EXTRACTED MATERIAL:
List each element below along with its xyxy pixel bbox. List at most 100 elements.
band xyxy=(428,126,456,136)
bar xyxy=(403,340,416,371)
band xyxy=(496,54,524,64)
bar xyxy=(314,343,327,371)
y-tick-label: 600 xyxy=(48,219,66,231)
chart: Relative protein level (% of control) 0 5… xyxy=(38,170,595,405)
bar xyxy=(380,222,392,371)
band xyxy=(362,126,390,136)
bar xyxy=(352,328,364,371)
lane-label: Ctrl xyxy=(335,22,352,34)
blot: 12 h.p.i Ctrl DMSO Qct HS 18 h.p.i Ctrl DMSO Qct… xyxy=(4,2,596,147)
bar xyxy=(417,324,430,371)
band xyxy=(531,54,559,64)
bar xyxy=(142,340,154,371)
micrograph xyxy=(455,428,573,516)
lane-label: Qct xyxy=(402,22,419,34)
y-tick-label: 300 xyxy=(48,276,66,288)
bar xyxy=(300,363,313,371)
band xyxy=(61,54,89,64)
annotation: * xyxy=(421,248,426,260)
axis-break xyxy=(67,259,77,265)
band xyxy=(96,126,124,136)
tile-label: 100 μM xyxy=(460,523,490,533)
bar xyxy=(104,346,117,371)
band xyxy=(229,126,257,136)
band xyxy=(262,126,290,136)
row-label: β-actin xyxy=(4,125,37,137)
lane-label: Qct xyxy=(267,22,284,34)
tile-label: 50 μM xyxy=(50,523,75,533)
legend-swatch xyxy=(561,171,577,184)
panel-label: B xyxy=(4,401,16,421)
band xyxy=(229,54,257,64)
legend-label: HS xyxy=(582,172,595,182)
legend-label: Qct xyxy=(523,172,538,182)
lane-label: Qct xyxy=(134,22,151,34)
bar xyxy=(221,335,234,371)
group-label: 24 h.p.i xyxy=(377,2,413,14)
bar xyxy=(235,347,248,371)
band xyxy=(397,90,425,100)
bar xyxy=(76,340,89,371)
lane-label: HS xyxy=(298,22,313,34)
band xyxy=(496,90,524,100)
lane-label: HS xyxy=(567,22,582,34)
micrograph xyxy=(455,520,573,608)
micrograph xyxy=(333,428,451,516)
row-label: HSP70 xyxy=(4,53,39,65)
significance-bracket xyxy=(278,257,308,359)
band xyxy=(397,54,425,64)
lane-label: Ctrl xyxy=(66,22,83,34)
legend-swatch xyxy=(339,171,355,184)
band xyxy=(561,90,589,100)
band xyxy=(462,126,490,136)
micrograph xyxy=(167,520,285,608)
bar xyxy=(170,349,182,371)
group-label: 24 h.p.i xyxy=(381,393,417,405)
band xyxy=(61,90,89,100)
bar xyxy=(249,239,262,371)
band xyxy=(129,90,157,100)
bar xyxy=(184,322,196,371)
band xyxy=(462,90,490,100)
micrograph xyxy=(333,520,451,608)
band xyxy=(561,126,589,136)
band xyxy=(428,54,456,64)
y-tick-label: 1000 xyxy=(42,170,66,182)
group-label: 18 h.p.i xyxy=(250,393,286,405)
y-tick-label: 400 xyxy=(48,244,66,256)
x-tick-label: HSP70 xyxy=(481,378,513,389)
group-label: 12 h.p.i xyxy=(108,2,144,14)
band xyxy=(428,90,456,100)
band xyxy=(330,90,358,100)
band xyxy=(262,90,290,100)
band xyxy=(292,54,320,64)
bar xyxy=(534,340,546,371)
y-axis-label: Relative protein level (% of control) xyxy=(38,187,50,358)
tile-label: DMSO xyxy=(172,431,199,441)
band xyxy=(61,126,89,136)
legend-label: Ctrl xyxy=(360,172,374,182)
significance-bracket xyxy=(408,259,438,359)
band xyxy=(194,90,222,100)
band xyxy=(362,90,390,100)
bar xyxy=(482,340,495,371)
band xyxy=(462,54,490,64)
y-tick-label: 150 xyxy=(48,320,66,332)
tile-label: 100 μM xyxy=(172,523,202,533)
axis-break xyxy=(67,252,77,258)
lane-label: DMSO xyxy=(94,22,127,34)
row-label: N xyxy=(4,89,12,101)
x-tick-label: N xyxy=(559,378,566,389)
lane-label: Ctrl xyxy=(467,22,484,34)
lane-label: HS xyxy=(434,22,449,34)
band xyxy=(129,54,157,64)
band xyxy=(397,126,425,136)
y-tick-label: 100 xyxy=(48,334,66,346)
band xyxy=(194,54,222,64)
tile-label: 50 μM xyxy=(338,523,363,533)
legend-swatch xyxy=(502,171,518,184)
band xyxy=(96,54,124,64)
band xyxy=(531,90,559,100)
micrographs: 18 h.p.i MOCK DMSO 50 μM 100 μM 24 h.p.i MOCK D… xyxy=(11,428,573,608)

EXERCISE AIM:
Copy out every line of the listing where the word "tile" occurs.

PROBLEM SOLUTION:
tile-label: 100 μM xyxy=(460,523,490,533)
tile-label: 50 μM xyxy=(50,523,75,533)
tile-label: DMSO xyxy=(172,431,199,441)
tile-label: 100 μM xyxy=(172,523,202,533)
tile-label: 50 μM xyxy=(338,523,363,533)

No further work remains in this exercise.